**WHAT YOU HAVE TO DO:**
Return the data exactly, with all pictures removed.

(Dataset excerpts)
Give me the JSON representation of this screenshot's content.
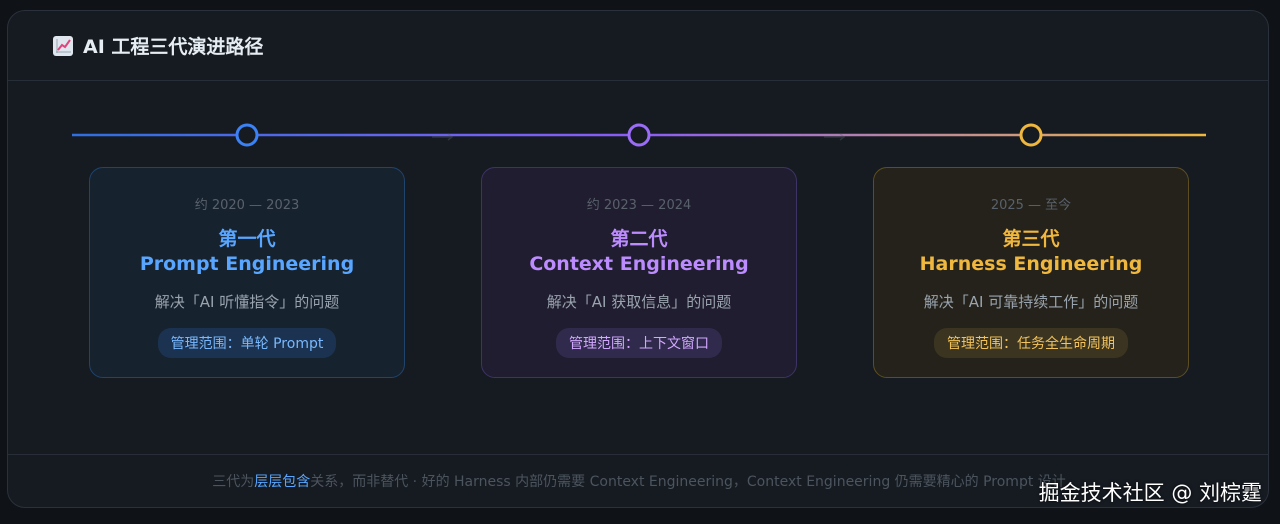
{
  "header": {
    "title": "AI 工程三代演进路径",
    "icon": "chart-increasing-icon"
  },
  "colors": {
    "gen1": "#58a6ff",
    "gen2": "#bc8cff",
    "gen3": "#f0b73e"
  },
  "generations": [
    {
      "period": "约 2020 — 2023",
      "gen": "第一代",
      "name": "Prompt Engineering",
      "problem": "解决「AI 听懂指令」的问题",
      "scope": "管理范围：单轮 Prompt"
    },
    {
      "period": "约 2023 — 2024",
      "gen": "第二代",
      "name": "Context Engineering",
      "problem": "解决「AI 获取信息」的问题",
      "scope": "管理范围：上下文窗口"
    },
    {
      "period": "2025 — 至今",
      "gen": "第三代",
      "name": "Harness Engineering",
      "problem": "解决「AI 可靠持续工作」的问题",
      "scope": "管理范围：任务全生命周期"
    }
  ],
  "footer": {
    "prefix": "三代为",
    "highlight": "层层包含",
    "suffix": "关系，而非替代 · 好的 Harness 内部仍需要 Context Engineering，Context Engineering 仍需要精心的 Prompt 设计"
  },
  "watermark": "掘金技术社区 @ 刘棕霆"
}
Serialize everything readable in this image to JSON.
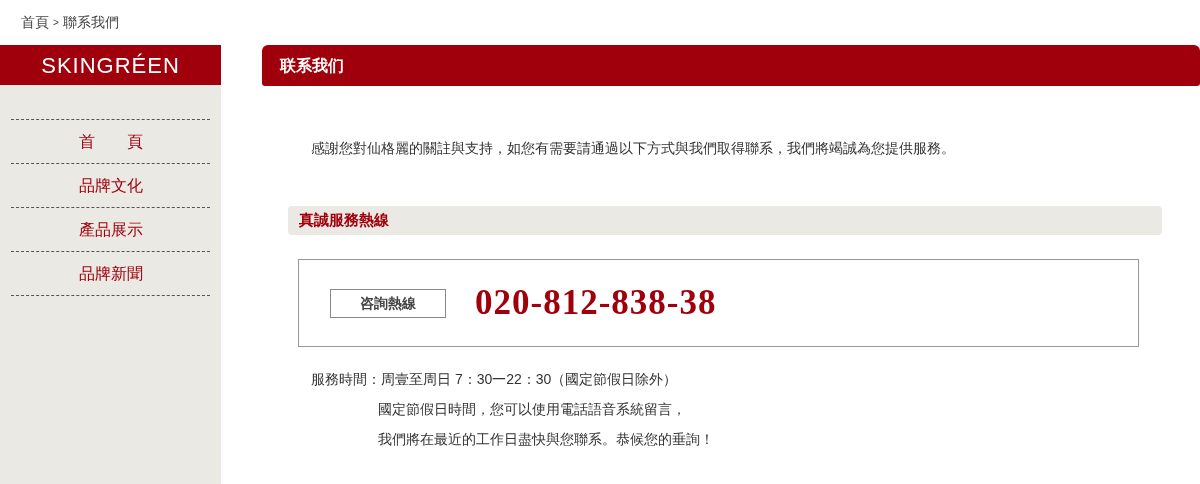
{
  "breadcrumb": {
    "items": [
      {
        "label": "首頁",
        "kind": "link"
      },
      {
        "label": ">",
        "kind": "separator"
      },
      {
        "label": "聯系我們",
        "kind": "current"
      }
    ]
  },
  "sidebar": {
    "logo": "SKINGRÉEN",
    "items": [
      {
        "label": "首　　頁"
      },
      {
        "label": "品牌文化"
      },
      {
        "label": "產品展示"
      },
      {
        "label": "品牌新聞"
      }
    ]
  },
  "main": {
    "title": "联系我们",
    "intro": "感謝您對仙格麗的關註與支持，如您有需要請通過以下方式與我們取得聯系，我們將竭誠為您提供服務。",
    "section_title": "真誠服務熱線",
    "hotline_label": "咨詢熱線",
    "hotline_number": "020-812-838-38",
    "hours_label": "服務時間：",
    "hours_lines": [
      "周壹至周日 7：30一22：30（國定節假日除外）",
      "國定節假日時間，您可以使用電話語音系統留言，",
      "我們將在最近的工作日盡快與您聯系。恭候您的垂詢！"
    ]
  }
}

**COMPLETE RESPONSE:**
Give me the JSON representation of this screenshot's content.
{
  "header": {
    "title": "AI 工程三代演进路径",
    "icon": "chart-increasing-icon"
  },
  "colors": {
    "gen1": "#58a6ff",
    "gen2": "#bc8cff",
    "gen3": "#f0b73e"
  },
  "generations": [
    {
      "period": "约 2020 — 2023",
      "gen": "第一代",
      "name": "Prompt Engineering",
      "problem": "解决「AI 听懂指令」的问题",
      "scope": "管理范围：单轮 Prompt"
    },
    {
      "period": "约 2023 — 2024",
      "gen": "第二代",
      "name": "Context Engineering",
      "problem": "解决「AI 获取信息」的问题",
      "scope": "管理范围：上下文窗口"
    },
    {
      "period": "2025 — 至今",
      "gen": "第三代",
      "name": "Harness Engineering",
      "problem": "解决「AI 可靠持续工作」的问题",
      "scope": "管理范围：任务全生命周期"
    }
  ],
  "footer": {
    "prefix": "三代为",
    "highlight": "层层包含",
    "suffix": "关系，而非替代 · 好的 Harness 内部仍需要 Context Engineering，Context Engineering 仍需要精心的 Prompt 设计"
  },
  "watermark": "掘金技术社区 @ 刘棕霆"
}
Serialize everything readable in this image to JSON.
{
  "breadcrumb": {
    "items": [
      {
        "label": "首頁",
        "kind": "link"
      },
      {
        "label": ">",
        "kind": "separator"
      },
      {
        "label": "聯系我們",
        "kind": "current"
      }
    ]
  },
  "sidebar": {
    "logo": "SKINGRÉEN",
    "items": [
      {
        "label": "首　　頁"
      },
      {
        "label": "品牌文化"
      },
      {
        "label": "產品展示"
      },
      {
        "label": "品牌新聞"
      }
    ]
  },
  "main": {
    "title": "联系我们",
    "intro": "感謝您對仙格麗的關註與支持，如您有需要請通過以下方式與我們取得聯系，我們將竭誠為您提供服務。",
    "section_title": "真誠服務熱線",
    "hotline_label": "咨詢熱線",
    "hotline_number": "020-812-838-38",
    "hours_label": "服務時間：",
    "hours_lines": [
      "周壹至周日 7：30一22：30（國定節假日除外）",
      "國定節假日時間，您可以使用電話語音系統留言，",
      "我們將在最近的工作日盡快與您聯系。恭候您的垂詢！"
    ]
  }
}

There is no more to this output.